:: What you have to do ::
Every line of the material below must be repeated exactly.

** START OF Supplied material **

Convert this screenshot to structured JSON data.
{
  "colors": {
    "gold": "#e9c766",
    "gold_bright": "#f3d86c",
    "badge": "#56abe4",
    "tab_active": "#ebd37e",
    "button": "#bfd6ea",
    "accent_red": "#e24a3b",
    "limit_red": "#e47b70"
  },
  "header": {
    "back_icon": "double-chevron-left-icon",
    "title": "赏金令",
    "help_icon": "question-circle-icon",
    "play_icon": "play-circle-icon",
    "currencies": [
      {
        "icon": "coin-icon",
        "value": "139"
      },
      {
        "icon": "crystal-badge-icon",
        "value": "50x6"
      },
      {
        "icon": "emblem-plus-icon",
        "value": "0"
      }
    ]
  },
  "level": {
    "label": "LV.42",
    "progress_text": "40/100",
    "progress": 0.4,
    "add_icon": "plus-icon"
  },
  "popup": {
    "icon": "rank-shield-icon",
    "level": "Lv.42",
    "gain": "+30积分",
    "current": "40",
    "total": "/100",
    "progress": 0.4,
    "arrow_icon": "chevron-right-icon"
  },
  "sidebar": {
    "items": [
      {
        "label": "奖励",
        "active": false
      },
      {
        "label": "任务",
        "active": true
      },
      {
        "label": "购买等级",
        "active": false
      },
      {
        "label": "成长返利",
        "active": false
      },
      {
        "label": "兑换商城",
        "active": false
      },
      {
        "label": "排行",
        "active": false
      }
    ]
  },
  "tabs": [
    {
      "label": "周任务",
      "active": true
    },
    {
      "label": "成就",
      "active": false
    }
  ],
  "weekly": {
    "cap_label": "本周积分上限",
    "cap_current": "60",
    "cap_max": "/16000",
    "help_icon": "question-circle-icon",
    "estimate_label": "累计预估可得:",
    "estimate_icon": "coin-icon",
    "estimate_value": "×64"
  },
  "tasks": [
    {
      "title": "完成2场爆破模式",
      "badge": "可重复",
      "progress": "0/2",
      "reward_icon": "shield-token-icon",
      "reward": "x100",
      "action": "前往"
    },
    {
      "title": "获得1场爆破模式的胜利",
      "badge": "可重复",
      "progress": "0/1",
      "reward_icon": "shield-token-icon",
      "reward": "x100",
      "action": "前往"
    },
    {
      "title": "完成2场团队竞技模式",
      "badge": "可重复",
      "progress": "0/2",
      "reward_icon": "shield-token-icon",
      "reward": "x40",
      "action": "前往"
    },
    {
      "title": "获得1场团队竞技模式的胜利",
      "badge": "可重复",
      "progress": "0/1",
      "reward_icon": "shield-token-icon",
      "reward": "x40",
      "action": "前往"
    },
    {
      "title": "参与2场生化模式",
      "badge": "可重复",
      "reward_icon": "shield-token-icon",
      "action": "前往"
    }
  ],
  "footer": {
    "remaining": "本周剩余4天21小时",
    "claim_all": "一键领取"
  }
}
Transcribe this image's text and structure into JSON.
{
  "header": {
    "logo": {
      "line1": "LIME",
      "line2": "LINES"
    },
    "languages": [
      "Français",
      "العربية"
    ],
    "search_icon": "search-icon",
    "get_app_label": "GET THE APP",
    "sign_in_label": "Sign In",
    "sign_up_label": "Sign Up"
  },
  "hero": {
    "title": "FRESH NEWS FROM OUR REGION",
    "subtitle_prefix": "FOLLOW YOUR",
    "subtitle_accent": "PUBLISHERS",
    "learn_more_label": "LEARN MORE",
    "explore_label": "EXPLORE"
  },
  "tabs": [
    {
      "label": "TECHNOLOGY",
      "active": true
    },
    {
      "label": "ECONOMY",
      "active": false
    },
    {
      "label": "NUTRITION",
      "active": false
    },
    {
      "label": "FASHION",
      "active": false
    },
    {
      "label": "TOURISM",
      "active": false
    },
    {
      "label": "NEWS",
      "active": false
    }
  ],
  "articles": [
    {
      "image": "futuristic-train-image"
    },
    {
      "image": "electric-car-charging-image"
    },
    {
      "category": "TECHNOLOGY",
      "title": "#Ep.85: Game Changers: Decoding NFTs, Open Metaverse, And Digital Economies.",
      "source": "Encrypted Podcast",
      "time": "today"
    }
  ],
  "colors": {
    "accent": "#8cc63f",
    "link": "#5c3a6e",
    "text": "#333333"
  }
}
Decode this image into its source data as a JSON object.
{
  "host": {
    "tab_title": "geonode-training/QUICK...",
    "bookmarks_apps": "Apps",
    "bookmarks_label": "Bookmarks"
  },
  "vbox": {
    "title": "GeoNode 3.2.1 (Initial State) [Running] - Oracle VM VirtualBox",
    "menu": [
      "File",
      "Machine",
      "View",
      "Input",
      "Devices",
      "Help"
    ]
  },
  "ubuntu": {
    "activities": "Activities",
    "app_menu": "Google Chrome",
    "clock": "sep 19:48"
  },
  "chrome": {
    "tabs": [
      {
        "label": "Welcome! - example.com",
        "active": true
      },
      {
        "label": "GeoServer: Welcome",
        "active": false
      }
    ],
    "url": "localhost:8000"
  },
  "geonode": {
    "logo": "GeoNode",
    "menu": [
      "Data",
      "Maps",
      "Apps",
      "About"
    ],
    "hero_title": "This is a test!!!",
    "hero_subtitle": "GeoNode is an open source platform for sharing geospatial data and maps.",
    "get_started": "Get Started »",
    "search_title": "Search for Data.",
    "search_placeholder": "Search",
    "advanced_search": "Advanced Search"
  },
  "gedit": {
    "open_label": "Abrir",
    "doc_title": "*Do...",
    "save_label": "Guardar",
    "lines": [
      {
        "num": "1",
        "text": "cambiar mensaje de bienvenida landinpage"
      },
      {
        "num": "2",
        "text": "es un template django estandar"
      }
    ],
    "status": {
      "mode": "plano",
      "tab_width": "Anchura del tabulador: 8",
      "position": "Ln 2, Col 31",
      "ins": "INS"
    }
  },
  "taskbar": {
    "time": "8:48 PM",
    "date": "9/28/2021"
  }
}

** END OF Supplied material **

:: Exercise result ::
Convert this screenshot to structured JSON data.
{
  "colors": {
    "gold": "#e9c766",
    "gold_bright": "#f3d86c",
    "badge": "#56abe4",
    "tab_active": "#ebd37e",
    "button": "#bfd6ea",
    "accent_red": "#e24a3b",
    "limit_red": "#e47b70"
  },
  "header": {
    "back_icon": "double-chevron-left-icon",
    "title": "赏金令",
    "help_icon": "question-circle-icon",
    "play_icon": "play-circle-icon",
    "currencies": [
      {
        "icon": "coin-icon",
        "value": "139"
      },
      {
        "icon": "crystal-badge-icon",
        "value": "50x6"
      },
      {
        "icon": "emblem-plus-icon",
        "value": "0"
      }
    ]
  },
  "level": {
    "label": "LV.42",
    "progress_text": "40/100",
    "progress": 0.4,
    "add_icon": "plus-icon"
  },
  "popup": {
    "icon": "rank-shield-icon",
    "level": "Lv.42",
    "gain": "+30积分",
    "current": "40",
    "total": "/100",
    "progress": 0.4,
    "arrow_icon": "chevron-right-icon"
  },
  "sidebar": {
    "items": [
      {
        "label": "奖励",
        "active": false
      },
      {
        "label": "任务",
        "active": true
      },
      {
        "label": "购买等级",
        "active": false
      },
      {
        "label": "成长返利",
        "active": false
      },
      {
        "label": "兑换商城",
        "active": false
      },
      {
        "label": "排行",
        "active": false
      }
    ]
  },
  "tabs": [
    {
      "label": "周任务",
      "active": true
    },
    {
      "label": "成就",
      "active": false
    }
  ],
  "weekly": {
    "cap_label": "本周积分上限",
    "cap_current": "60",
    "cap_max": "/16000",
    "help_icon": "question-circle-icon",
    "estimate_label": "累计预估可得:",
    "estimate_icon": "coin-icon",
    "estimate_value": "×64"
  },
  "tasks": [
    {
      "title": "完成2场爆破模式",
      "badge": "可重复",
      "progress": "0/2",
      "reward_icon": "shield-token-icon",
      "reward": "x100",
      "action": "前往"
    },
    {
      "title": "获得1场爆破模式的胜利",
      "badge": "可重复",
      "progress": "0/1",
      "reward_icon": "shield-token-icon",
      "reward": "x100",
      "action": "前往"
    },
    {
      "title": "完成2场团队竞技模式",
      "badge": "可重复",
      "progress": "0/2",
      "reward_icon": "shield-token-icon",
      "reward": "x40",
      "action": "前往"
    },
    {
      "title": "获得1场团队竞技模式的胜利",
      "badge": "可重复",
      "progress": "0/1",
      "reward_icon": "shield-token-icon",
      "reward": "x40",
      "action": "前往"
    },
    {
      "title": "参与2场生化模式",
      "badge": "可重复",
      "reward_icon": "shield-token-icon",
      "action": "前往"
    }
  ],
  "footer": {
    "remaining": "本周剩余4天21小时",
    "claim_all": "一键领取"
  }
}
Transcribe this image's text and structure into JSON.
{
  "header": {
    "logo": {
      "line1": "LIME",
      "line2": "LINES"
    },
    "languages": [
      "Français",
      "العربية"
    ],
    "search_icon": "search-icon",
    "get_app_label": "GET THE APP",
    "sign_in_label": "Sign In",
    "sign_up_label": "Sign Up"
  },
  "hero": {
    "title": "FRESH NEWS FROM OUR REGION",
    "subtitle_prefix": "FOLLOW YOUR",
    "subtitle_accent": "PUBLISHERS",
    "learn_more_label": "LEARN MORE",
    "explore_label": "EXPLORE"
  },
  "tabs": [
    {
      "label": "TECHNOLOGY",
      "active": true
    },
    {
      "label": "ECONOMY",
      "active": false
    },
    {
      "label": "NUTRITION",
      "active": false
    },
    {
      "label": "FASHION",
      "active": false
    },
    {
      "label": "TOURISM",
      "active": false
    },
    {
      "label": "NEWS",
      "active": false
    }
  ],
  "articles": [
    {
      "image": "futuristic-train-image"
    },
    {
      "image": "electric-car-charging-image"
    },
    {
      "category": "TECHNOLOGY",
      "title": "#Ep.85: Game Changers: Decoding NFTs, Open Metaverse, And Digital Economies.",
      "source": "Encrypted Podcast",
      "time": "today"
    }
  ],
  "colors": {
    "accent": "#8cc63f",
    "link": "#5c3a6e",
    "text": "#333333"
  }
}
Decode this image into its source data as a JSON object.
{
  "host": {
    "tab_title": "geonode-training/QUICK...",
    "bookmarks_apps": "Apps",
    "bookmarks_label": "Bookmarks"
  },
  "vbox": {
    "title": "GeoNode 3.2.1 (Initial State) [Running] - Oracle VM VirtualBox",
    "menu": [
      "File",
      "Machine",
      "View",
      "Input",
      "Devices",
      "Help"
    ]
  },
  "ubuntu": {
    "activities": "Activities",
    "app_menu": "Google Chrome",
    "clock": "sep 19:48"
  },
  "chrome": {
    "tabs": [
      {
        "label": "Welcome! - example.com",
        "active": true
      },
      {
        "label": "GeoServer: Welcome",
        "active": false
      }
    ],
    "url": "localhost:8000"
  },
  "geonode": {
    "logo": "GeoNode",
    "menu": [
      "Data",
      "Maps",
      "Apps",
      "About"
    ],
    "hero_title": "This is a test!!!",
    "hero_subtitle": "GeoNode is an open source platform for sharing geospatial data and maps.",
    "get_started": "Get Started »",
    "search_title": "Search for Data.",
    "search_placeholder": "Search",
    "advanced_search": "Advanced Search"
  },
  "gedit": {
    "open_label": "Abrir",
    "doc_title": "*Do...",
    "save_label": "Guardar",
    "lines": [
      {
        "num": "1",
        "text": "cambiar mensaje de bienvenida landinpage"
      },
      {
        "num": "2",
        "text": "es un template django estandar"
      }
    ],
    "status": {
      "mode": "plano",
      "tab_width": "Anchura del tabulador: 8",
      "position": "Ln 2, Col 31",
      "ins": "INS"
    }
  },
  "taskbar": {
    "time": "8:48 PM",
    "date": "9/28/2021"
  }
}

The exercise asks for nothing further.